::: Data for processing

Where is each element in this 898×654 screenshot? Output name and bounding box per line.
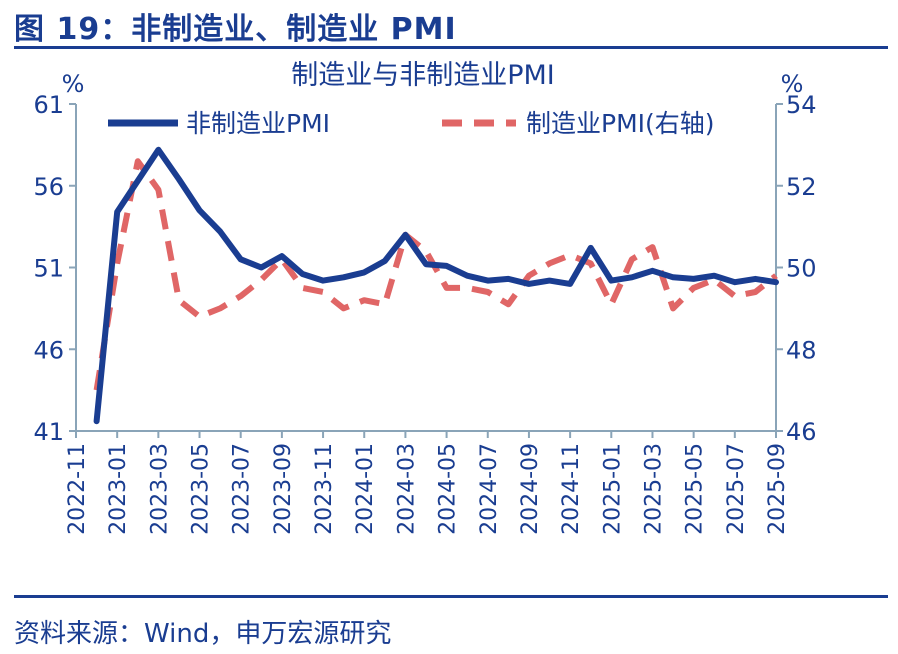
right-tick-label: 52 (786, 173, 817, 201)
x-tick-label: 2024-05 (436, 443, 461, 535)
legend: 非制造业PMI 制造业PMI(右轴) (108, 109, 715, 138)
left-tick-label: 46 (33, 336, 64, 364)
x-tick-label: 2024-03 (394, 443, 419, 535)
x-tick-label: 2025-03 (641, 443, 666, 535)
left-tick-label: 61 (33, 91, 64, 119)
series-layer (93, 146, 779, 425)
x-tick-label: 2023-11 (312, 443, 337, 535)
x-tick-label: 2023-03 (147, 443, 172, 535)
axes-layer: 41 46 51 56 61 46 48 50 52 54 2022-11 2023-01 2023-0… (33, 91, 816, 535)
x-tick-label: 2025-07 (724, 443, 749, 535)
x-tick-label: 2024-07 (477, 443, 502, 535)
right-tick-label: 46 (786, 418, 817, 446)
series-line-nonmanufacturing (93, 146, 779, 425)
x-tick-label: 2025-01 (600, 443, 625, 535)
x-tick-label: 2024-11 (559, 443, 584, 535)
pmi-line-chart: 41 46 51 56 61 46 48 50 52 54 2022-11 2023-01 2023-0… (33, 60, 816, 535)
x-tick-label: 2022-11 (65, 443, 90, 535)
series-line-manufacturing (93, 158, 778, 391)
legend-label-nonmanufacturing: 非制造业PMI (186, 109, 330, 138)
right-tick-label: 48 (786, 336, 817, 364)
top-rule (14, 46, 888, 49)
source-note: 资料来源：Wind，申万宏源研究 (14, 619, 392, 649)
legend-label-manufacturing: 制造业PMI(右轴) (526, 109, 715, 138)
x-tick-label: 2025-05 (683, 443, 708, 535)
x-tick-label: 2023-01 (106, 443, 131, 535)
right-axis-unit: % (781, 70, 804, 98)
x-tick-label: 2024-09 (518, 443, 543, 535)
right-tick-label: 54 (786, 91, 817, 119)
x-tick-label: 2024-01 (353, 443, 378, 535)
left-tick-label: 41 (33, 418, 64, 446)
right-tick-label: 50 (786, 255, 817, 283)
left-tick-label: 51 (33, 255, 64, 283)
left-axis-unit: % (62, 70, 85, 98)
chart-title: 制造业与非制造业PMI (291, 60, 555, 91)
x-tick-label: 2025-09 (765, 443, 790, 535)
x-tick-label: 2023-09 (271, 443, 296, 535)
x-tick-label: 2023-07 (230, 443, 255, 535)
bottom-rule (14, 595, 888, 598)
left-tick-label: 56 (33, 173, 64, 201)
figure-title: 图 19：非制造业、制造业 PMI (14, 12, 457, 47)
x-tick-label: 2023-05 (189, 443, 214, 535)
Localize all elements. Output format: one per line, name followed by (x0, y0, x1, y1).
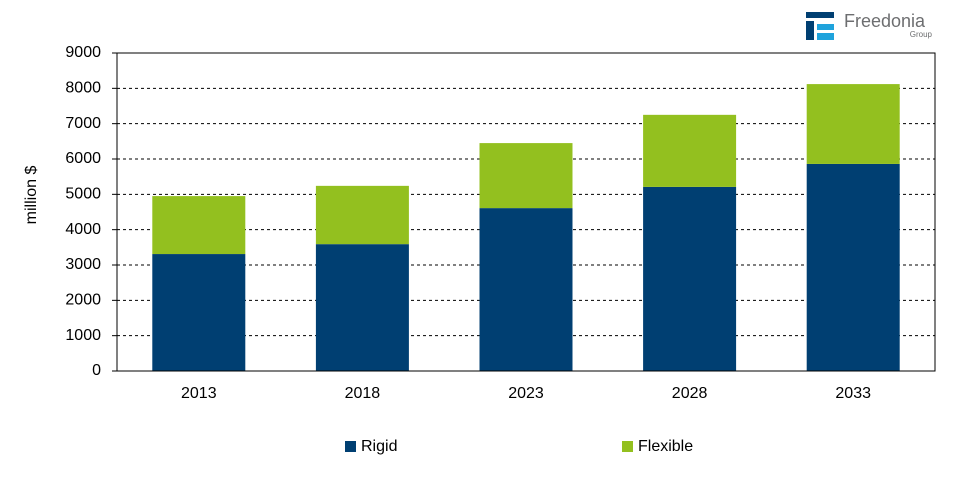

::::::

What is asked:
Set out every line of the rows above as a Markdown table with the columns "No." and "Line", numbering each line and leaving out blank lines and the pictures.

Result:
| No. | Line |
|---|---|
| 1 | Where is each element in this 898×654 screenshot? Output name and bounding box per line. |
| 2 | right-tick-label: 52 (786, 173, 817, 201) |
| 3 | x-tick-label: 2024-05 (436, 443, 461, 535) |
| 4 | legend: 非制造业PMI 制造业PMI(右轴) (108, 109, 715, 138) |
| 5 | left-tick-label: 46 (33, 336, 64, 364) |
| 6 | x-tick-label: 2024-03 (394, 443, 419, 535) |
| 7 | x-tick-label: 2025-03 (641, 443, 666, 535) |
| 8 | left-tick-label: 61 (33, 91, 64, 119) |
| 9 | series-layer (93, 146, 779, 425) |
| 10 | x-tick-label: 2023-11 (312, 443, 337, 535) |
| 11 | x-tick-label: 2023-03 (147, 443, 172, 535) |
| 12 | axes-layer: 41 46 51 56 61 46 48 50 52 54 2022-11 2023-01 2023-0… (33, 91, 816, 535) |
| 13 | x-tick-label: 2025-07 (724, 443, 749, 535) |
| 14 | x-tick-label: 2024-07 (477, 443, 502, 535) |
| 15 | right-tick-label: 46 (786, 418, 817, 446) |
| 16 | series-line-nonmanufacturing (93, 146, 779, 425) |
| 17 | x-tick-label: 2025-01 (600, 443, 625, 535) |
| 18 | x-tick-label: 2024-11 (559, 443, 584, 535) |
| 19 | pmi-line-chart: 41 46 51 56 61 46 48 50 52 54 2022-11 2023-01 2023-0… (33, 60, 816, 535) |
| 20 | x-tick-label: 2022-11 (65, 443, 90, 535) |
| 21 | series-line-manufacturing (93, 158, 778, 391) |
| 22 | legend-label-nonmanufacturing: 非制造业PMI (186, 109, 330, 138) |
| 23 | right-tick-label: 48 (786, 336, 817, 364) |
| 24 | top-rule (14, 46, 888, 49) |
| 25 | source-note: 资料来源：Wind，申万宏源研究 (14, 619, 392, 649) |
| 26 | legend-label-manufacturing: 制造业PMI(右轴) (526, 109, 715, 138) |
| 27 | x-tick-label: 2025-05 (683, 443, 708, 535) |
| 28 | x-tick-label: 2023-01 (106, 443, 131, 535) |
| 29 | right-axis-unit: % (781, 70, 804, 98) |
| 30 | x-tick-label: 2024-09 (518, 443, 543, 535) |
| 31 | right-tick-label: 54 (786, 91, 817, 119) |
| 32 | x-tick-label: 2024-01 (353, 443, 378, 535) |
| 33 | left-tick-label: 41 (33, 418, 64, 446) |
| 34 | right-tick-label: 50 (786, 255, 817, 283) |
| 35 | left-tick-label: 51 (33, 255, 64, 283) |
| 36 | left-axis-unit: % (62, 70, 85, 98) |
| 37 | chart-title: 制造业与非制造业PMI (291, 60, 555, 91) |
| 38 | x-tick-label: 2025-09 (765, 443, 790, 535) |
| 39 | x-tick-label: 2023-09 (271, 443, 296, 535) |
| 40 | x-tick-label: 2023-07 (230, 443, 255, 535) |
| 41 | bottom-rule (14, 595, 888, 598) |
| 42 | left-tick-label: 56 (33, 173, 64, 201) |
| 43 | figure-title: 图 19：非制造业、制造业 PMI (14, 12, 457, 47) |
| 44 | x-tick-label: 2023-05 (189, 443, 214, 535) |
| 45 | Localize all elements. Output format: one per line, name followed by (x0, y0, x1, y1). |